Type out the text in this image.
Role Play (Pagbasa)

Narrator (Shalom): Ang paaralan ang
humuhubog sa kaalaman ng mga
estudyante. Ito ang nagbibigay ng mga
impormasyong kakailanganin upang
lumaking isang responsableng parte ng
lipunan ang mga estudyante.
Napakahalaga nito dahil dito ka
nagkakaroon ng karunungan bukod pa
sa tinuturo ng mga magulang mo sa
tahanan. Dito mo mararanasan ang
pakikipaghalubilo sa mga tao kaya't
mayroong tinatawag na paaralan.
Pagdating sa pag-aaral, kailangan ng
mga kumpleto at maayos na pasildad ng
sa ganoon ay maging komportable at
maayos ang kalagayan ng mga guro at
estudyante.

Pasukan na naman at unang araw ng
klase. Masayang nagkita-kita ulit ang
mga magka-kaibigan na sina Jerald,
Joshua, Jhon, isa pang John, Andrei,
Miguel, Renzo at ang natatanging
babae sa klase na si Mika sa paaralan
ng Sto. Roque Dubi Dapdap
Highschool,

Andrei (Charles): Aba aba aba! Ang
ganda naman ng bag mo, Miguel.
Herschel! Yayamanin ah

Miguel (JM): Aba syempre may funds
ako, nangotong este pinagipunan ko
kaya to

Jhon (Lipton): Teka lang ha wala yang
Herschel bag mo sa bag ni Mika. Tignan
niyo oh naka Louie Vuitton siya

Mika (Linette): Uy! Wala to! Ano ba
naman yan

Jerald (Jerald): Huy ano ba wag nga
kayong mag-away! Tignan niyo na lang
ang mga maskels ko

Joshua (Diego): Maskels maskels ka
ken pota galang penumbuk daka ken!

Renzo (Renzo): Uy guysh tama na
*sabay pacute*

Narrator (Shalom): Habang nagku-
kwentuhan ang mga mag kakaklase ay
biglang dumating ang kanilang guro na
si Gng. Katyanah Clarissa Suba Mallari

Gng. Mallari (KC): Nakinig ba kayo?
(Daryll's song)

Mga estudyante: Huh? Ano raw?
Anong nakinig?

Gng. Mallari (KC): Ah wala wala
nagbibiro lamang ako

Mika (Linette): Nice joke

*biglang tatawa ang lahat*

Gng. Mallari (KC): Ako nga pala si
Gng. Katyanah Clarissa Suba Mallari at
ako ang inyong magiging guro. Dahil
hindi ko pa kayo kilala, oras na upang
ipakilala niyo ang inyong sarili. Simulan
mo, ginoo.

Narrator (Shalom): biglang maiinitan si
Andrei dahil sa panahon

* * *

• What is asked
Every line containing the string "Linette" must be listed.

• Solved exercise
Mika (Linette): Uy! Wala to! Ano ba
Mika (Linette): Nice joke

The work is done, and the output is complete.